*Brief*. Could you return the demand forecasting case study from "After a series" to "and In-Process quantities.", word for word?

*Text block*.
--- START ---

Client is a national manufacturer of precision sheet metaling.

Client Challenges:

Due to several disparate data sources, the client faced major issues in relation to forecasting and meeting product demand for each of their major customers. Without visibility into an integrated demand forecast by part number and by week, the client lacked the ability to allocate production schedules to meet critical delivery dates, which adversely affected production efficiency and client satisfaction.

Messina Approach:

After a series of discussions with the supply chain and production support managers, Messina Group quickly recognized that the client lacked a consolidated production forecast that spanned across all customers. The first step in solving this issue was creating a comprehensive data platform that integrated demand forecasts from each of their major customers, along with inventory production schedules that provided figures for On-Hand and In-Process quantities.

Messina Group then created custom ETL processes to combine demand forecasts from each of the major customers with the production data from JobBoss, the client’s shop management solution. By utilizing the pre-built EDW design features of the Analytics Hub, Messina Group rapidly developed a custom, cloud-based EDW and flexible dimensional models to power self-service reporting and analytics.

To place these rich insights into the hands of the production support and supply chain managers, Messina used Microsoft Power BI to create robust Inventory Management dashboards and custom work-spaces.

--- END ---

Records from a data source
--- START ---

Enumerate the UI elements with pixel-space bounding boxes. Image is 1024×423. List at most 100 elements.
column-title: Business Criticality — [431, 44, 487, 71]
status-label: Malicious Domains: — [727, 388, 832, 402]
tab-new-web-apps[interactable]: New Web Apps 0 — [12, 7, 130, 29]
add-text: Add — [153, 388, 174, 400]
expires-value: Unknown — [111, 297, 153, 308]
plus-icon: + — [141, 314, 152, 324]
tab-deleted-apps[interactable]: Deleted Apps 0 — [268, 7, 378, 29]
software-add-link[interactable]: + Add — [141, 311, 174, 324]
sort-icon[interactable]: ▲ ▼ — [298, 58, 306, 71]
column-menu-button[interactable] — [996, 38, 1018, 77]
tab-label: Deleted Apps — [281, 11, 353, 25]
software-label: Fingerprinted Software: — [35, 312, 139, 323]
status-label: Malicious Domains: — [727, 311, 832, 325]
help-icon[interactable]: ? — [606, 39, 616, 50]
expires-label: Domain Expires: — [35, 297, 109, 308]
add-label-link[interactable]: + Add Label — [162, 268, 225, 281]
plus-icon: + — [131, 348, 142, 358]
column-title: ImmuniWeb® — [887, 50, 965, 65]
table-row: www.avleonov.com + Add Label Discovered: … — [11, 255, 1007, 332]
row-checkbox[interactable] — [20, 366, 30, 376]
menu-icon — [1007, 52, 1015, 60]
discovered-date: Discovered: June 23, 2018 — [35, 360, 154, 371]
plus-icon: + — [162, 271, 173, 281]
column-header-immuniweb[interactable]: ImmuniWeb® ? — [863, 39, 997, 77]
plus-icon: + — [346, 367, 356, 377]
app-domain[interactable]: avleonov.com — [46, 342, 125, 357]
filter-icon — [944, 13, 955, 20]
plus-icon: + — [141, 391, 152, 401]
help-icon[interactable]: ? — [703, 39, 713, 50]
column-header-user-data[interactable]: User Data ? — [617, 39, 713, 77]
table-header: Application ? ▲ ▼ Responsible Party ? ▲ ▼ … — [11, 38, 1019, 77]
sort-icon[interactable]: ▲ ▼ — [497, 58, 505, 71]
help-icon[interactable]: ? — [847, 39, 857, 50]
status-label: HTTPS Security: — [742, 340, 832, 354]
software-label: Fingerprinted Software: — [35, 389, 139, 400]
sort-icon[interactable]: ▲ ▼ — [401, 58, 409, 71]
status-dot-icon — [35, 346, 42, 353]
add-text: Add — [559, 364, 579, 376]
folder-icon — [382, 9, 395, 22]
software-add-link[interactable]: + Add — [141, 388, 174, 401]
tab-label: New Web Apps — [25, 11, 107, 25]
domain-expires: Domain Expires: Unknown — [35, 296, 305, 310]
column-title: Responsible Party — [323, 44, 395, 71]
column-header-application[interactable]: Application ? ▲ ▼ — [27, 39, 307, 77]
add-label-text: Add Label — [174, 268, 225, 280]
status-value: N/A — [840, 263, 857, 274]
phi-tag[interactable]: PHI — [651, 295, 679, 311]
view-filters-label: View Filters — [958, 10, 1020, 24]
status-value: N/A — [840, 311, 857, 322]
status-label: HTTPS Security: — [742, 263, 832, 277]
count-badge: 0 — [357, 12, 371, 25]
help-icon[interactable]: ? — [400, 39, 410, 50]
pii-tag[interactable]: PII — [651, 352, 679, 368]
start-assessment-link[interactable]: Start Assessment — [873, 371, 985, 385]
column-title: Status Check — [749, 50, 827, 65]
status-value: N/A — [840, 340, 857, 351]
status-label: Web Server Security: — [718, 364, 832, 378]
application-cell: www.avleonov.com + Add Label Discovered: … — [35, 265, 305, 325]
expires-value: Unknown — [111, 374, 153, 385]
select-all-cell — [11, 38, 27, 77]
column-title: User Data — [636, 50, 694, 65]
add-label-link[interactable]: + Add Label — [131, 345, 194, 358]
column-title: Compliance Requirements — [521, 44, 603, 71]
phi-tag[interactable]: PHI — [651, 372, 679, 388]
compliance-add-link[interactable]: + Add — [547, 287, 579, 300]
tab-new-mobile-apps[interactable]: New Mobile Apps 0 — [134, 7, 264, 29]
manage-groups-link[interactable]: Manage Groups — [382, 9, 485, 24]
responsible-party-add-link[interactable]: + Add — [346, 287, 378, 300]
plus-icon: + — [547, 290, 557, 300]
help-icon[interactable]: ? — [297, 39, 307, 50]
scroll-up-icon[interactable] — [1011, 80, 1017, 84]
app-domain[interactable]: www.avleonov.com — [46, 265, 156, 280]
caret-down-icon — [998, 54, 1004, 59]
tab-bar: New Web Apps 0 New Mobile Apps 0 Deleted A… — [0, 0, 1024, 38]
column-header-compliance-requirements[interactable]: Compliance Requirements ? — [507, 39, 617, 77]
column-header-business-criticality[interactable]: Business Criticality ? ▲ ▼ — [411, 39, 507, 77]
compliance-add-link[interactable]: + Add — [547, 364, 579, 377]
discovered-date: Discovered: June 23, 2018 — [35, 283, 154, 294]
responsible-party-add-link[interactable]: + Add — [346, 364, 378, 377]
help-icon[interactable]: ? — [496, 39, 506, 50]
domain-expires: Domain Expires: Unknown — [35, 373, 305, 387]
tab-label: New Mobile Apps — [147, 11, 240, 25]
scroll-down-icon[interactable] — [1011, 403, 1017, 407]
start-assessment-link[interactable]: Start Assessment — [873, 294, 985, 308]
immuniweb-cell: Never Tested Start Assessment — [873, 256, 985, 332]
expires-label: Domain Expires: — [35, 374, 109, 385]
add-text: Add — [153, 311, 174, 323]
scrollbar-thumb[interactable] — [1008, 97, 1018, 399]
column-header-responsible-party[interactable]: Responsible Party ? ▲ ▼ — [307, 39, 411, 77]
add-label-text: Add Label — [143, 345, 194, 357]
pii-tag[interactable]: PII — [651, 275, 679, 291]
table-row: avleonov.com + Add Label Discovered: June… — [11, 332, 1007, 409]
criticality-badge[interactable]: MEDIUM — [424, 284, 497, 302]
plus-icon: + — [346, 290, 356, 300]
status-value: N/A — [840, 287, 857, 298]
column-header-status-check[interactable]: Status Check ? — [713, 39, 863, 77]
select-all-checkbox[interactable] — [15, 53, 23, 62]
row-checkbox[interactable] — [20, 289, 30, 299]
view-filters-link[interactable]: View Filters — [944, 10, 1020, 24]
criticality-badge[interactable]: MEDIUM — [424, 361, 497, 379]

--- END ---

*Response to this task*.
After a series of discussions with the supply chain and production support managers, Messina Group quickly recognized that the client lacked a consolidated production forecast that spanned across all customers. The first step in solving this issue was creating a comprehensive data platform that integrated demand forecasts from each of their major customers, along with inventory production schedules that provided figures for On-Hand and In-Process quantities.